(Dataset excerpt)
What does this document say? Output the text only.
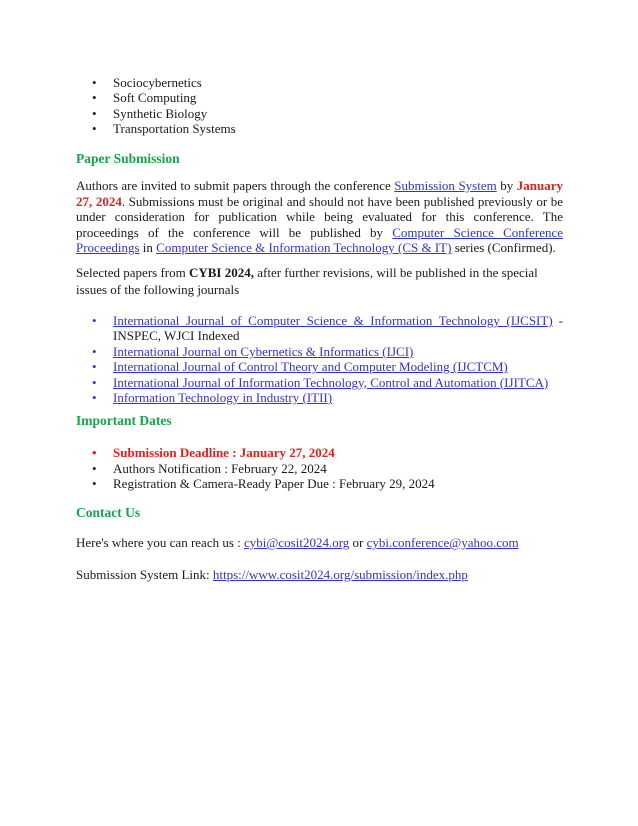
• Sociocybernetics
• Soft Computing
• Synthetic Biology
• Transportation Systems
Paper Submission

Authors are invited to submit papers through the conference Submission System by January 27, 2024. Submissions must be original and should not have been published previously or be under consideration for publication while being evaluated for this conference. The proceedings of the conference will be published by Computer Science Conference Proceedings in Computer Science & Information Technology (CS & IT) series (Confirmed).

Selected papers from CYBI 2024, after further revisions, will be published in the special issues of the following journals

• International Journal of Computer Science & Information Technology (IJCSIT) -
INSPEC, WJCI Indexed
• International Journal on Cybernetics & Informatics (IJCI)
• International Journal of Control Theory and Computer Modeling (IJCTCM)
• International Journal of Information Technology, Control and Automation (IJITCA)
• Information Technology in Industry (ITII)
Important Dates
• Submission Deadline : January 27, 2024
• Authors Notification : February 22, 2024
• Registration & Camera-Ready Paper Due : February 29, 2024
Contact Us

Here's where you can reach us : cybi@cosit2024.org or cybi.conference@yahoo.com

Submission System Link: https://www.cosit2024.org/submission/index.php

__Problem requirements__. Go through the listing above and quote it exactly, apart from its images.

__Completed exercise__.
What does this document say? Output the text only.
• Sociocybernetics
• Soft Computing
• Synthetic Biology
• Transportation Systems
Paper Submission

Authors are invited to submit papers through the conference Submission System by January 27, 2024. Submissions must be original and should not have been published previously or be under consideration for publication while being evaluated for this conference. The proceedings of the conference will be published by Computer Science Conference Proceedings in Computer Science & Information Technology (CS & IT) series (Confirmed).

Selected papers from CYBI 2024, after further revisions, will be published in the special issues of the following journals

• International Journal of Computer Science & Information Technology (IJCSIT) -
INSPEC, WJCI Indexed
• International Journal on Cybernetics & Informatics (IJCI)
• International Journal of Control Theory and Computer Modeling (IJCTCM)
• International Journal of Information Technology, Control and Automation (IJITCA)
• Information Technology in Industry (ITII)
Important Dates
• Submission Deadline : January 27, 2024
• Authors Notification : February 22, 2024
• Registration & Camera-Ready Paper Due : February 29, 2024
Contact Us

Here's where you can reach us : cybi@cosit2024.org or cybi.conference@yahoo.com

Submission System Link: https://www.cosit2024.org/submission/index.php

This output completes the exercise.